**PROBLEM DESCRIPTION:** Find each line holding "layer" and copy it out.

**STORED ROWS:**
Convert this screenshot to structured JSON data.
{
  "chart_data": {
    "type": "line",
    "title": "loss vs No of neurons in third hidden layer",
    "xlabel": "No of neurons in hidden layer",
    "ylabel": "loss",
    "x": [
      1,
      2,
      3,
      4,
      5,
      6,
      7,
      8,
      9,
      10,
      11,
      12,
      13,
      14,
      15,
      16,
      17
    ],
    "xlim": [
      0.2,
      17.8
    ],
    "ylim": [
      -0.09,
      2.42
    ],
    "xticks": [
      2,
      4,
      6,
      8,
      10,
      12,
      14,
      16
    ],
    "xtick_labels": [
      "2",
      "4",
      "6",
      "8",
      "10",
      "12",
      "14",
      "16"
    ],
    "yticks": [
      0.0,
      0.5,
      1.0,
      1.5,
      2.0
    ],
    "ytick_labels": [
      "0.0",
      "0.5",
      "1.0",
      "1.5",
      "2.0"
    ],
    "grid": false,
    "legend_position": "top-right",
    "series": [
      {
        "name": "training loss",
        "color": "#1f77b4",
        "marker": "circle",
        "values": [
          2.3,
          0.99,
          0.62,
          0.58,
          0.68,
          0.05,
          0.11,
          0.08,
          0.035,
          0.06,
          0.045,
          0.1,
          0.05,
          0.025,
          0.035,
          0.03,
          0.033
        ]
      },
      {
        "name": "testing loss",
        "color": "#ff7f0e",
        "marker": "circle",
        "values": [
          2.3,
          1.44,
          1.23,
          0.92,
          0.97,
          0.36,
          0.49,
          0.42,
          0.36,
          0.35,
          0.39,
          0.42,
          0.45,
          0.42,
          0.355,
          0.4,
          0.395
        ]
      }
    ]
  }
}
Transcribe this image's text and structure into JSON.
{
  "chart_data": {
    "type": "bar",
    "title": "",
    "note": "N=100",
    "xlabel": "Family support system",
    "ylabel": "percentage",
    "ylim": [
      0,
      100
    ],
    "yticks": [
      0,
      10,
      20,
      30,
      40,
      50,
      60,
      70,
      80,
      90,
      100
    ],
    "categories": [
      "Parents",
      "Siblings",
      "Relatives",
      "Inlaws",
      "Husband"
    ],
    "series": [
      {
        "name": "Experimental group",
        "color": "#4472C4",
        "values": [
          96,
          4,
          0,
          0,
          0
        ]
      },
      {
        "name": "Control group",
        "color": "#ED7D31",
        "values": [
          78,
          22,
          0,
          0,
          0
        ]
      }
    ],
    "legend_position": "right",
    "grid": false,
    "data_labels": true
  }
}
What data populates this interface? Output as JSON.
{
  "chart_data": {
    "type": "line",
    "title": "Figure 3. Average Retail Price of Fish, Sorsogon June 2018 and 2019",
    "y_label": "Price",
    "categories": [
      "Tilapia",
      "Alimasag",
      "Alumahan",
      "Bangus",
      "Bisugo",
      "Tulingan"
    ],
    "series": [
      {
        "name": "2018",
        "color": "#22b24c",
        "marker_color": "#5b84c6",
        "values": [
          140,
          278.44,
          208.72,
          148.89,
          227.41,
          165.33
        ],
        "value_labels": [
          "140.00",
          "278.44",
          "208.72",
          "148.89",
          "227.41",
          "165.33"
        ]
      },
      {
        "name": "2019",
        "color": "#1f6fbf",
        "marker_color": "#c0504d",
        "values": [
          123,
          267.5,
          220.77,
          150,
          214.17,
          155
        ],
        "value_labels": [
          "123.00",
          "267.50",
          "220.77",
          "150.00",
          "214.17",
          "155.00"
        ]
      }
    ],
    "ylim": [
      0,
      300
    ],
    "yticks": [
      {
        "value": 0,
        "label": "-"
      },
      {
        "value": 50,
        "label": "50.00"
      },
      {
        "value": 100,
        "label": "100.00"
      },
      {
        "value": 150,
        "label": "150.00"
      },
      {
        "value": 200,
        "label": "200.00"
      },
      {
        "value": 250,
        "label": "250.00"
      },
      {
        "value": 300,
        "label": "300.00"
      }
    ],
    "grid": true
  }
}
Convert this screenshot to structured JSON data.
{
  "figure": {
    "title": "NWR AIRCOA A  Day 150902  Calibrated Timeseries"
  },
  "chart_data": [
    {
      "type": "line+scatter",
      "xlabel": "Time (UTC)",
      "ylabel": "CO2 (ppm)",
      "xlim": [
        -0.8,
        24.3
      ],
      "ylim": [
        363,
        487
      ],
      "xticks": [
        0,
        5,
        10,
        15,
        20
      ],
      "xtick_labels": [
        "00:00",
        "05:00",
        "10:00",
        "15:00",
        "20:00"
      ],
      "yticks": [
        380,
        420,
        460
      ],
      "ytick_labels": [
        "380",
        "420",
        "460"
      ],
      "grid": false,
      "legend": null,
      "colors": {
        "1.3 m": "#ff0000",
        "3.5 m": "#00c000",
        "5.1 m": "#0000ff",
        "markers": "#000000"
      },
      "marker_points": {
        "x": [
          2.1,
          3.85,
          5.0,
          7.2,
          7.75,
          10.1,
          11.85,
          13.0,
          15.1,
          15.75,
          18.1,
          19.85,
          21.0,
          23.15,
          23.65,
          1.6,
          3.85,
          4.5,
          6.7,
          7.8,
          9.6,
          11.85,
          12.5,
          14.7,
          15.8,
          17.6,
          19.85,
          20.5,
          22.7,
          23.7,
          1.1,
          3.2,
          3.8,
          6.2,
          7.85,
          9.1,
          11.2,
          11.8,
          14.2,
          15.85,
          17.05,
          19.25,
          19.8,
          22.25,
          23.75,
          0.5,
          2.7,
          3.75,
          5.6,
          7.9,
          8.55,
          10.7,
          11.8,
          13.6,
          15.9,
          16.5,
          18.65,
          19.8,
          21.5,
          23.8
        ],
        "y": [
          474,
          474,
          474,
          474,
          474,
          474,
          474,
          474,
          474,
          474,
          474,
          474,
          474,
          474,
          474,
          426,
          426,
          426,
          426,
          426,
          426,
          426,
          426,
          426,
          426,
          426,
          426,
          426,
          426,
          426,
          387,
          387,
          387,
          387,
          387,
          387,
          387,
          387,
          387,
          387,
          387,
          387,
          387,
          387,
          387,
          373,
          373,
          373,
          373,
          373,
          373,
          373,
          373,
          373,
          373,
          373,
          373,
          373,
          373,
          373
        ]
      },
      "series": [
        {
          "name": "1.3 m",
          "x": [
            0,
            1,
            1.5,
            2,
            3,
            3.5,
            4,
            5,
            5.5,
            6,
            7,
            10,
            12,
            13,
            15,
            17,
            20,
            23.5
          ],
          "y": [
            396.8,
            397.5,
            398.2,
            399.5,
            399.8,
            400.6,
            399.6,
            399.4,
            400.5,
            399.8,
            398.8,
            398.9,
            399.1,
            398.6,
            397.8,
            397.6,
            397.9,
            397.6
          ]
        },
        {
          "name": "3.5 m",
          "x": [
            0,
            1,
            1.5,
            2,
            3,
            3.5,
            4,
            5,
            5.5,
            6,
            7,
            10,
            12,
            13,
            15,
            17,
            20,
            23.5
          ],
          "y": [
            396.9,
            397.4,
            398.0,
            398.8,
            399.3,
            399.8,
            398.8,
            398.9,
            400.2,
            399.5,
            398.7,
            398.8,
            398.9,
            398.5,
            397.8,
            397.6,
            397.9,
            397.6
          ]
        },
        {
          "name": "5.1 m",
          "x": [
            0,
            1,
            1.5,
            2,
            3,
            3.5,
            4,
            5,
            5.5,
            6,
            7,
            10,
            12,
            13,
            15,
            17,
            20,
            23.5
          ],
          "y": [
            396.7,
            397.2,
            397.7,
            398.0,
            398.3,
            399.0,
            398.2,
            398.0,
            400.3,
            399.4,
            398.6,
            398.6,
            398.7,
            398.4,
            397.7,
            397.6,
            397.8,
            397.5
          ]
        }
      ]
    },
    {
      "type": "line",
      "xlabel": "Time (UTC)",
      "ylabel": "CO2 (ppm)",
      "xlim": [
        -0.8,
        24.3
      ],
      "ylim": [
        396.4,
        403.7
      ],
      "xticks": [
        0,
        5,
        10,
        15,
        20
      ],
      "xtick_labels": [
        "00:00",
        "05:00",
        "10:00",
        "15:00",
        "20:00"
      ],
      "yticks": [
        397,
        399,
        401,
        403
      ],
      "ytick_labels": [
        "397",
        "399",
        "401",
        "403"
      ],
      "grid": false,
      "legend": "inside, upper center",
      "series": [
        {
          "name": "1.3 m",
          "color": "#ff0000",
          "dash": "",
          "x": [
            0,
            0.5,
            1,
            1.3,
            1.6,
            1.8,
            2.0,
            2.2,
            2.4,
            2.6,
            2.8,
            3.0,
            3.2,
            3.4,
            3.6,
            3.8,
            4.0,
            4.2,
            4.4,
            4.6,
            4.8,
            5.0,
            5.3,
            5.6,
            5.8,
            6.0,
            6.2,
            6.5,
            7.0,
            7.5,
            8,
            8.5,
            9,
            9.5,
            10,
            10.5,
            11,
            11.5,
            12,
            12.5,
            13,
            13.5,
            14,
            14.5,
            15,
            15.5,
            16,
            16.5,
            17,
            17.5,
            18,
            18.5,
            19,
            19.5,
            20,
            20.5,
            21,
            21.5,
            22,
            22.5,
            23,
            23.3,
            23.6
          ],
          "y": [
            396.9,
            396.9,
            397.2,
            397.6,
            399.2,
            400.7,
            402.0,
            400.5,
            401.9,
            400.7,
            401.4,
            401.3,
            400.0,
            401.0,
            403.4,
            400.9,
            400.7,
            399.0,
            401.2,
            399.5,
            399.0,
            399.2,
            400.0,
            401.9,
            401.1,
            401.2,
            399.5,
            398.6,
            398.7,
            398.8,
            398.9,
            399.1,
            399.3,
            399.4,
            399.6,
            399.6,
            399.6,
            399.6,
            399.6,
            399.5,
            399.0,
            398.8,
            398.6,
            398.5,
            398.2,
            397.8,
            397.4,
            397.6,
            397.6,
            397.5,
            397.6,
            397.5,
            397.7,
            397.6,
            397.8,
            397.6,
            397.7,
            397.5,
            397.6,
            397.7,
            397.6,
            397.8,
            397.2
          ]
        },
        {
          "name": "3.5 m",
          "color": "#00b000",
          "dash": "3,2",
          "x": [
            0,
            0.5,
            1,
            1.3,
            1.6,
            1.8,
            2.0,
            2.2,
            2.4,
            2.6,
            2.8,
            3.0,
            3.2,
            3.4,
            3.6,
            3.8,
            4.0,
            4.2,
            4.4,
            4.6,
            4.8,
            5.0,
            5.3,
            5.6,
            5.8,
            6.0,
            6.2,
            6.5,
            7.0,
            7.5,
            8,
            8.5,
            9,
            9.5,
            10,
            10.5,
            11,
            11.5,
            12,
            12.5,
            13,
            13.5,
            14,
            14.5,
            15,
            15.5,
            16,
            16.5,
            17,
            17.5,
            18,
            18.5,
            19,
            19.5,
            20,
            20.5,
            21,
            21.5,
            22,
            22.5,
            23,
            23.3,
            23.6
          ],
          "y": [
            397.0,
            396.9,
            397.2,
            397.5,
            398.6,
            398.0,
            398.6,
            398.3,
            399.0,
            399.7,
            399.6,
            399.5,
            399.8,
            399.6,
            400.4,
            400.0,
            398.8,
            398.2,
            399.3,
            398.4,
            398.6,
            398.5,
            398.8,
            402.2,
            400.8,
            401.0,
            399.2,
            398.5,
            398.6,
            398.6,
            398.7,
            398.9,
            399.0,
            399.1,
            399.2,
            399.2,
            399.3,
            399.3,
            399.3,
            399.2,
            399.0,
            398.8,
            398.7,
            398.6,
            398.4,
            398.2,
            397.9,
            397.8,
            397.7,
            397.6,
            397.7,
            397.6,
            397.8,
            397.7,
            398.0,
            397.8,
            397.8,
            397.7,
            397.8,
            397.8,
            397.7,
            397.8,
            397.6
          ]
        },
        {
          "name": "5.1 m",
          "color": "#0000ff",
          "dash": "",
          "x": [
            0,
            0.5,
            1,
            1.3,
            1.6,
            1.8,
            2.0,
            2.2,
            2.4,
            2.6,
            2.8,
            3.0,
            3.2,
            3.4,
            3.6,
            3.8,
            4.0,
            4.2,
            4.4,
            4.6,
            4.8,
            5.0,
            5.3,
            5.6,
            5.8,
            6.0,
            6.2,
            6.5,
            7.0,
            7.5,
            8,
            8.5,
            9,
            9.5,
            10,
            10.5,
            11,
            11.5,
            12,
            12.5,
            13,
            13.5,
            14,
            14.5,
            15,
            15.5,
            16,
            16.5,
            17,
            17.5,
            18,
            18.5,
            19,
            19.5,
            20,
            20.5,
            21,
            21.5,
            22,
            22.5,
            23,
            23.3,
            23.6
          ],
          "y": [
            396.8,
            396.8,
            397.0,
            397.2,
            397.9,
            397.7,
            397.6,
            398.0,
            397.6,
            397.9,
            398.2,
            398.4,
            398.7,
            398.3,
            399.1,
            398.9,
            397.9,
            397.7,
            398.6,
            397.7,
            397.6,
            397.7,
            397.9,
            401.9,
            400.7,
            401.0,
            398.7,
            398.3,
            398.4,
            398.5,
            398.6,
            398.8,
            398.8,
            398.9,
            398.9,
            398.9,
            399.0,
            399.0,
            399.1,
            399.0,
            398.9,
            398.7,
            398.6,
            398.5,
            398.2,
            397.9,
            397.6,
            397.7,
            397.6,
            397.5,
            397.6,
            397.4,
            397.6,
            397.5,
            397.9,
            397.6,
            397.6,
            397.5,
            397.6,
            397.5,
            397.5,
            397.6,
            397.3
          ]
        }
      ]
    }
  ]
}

**RESULT FOR THIS EXERCISE:**
    "title": "loss vs No of neurons in third hidden layer",
    "xlabel": "No of neurons in hidden layer",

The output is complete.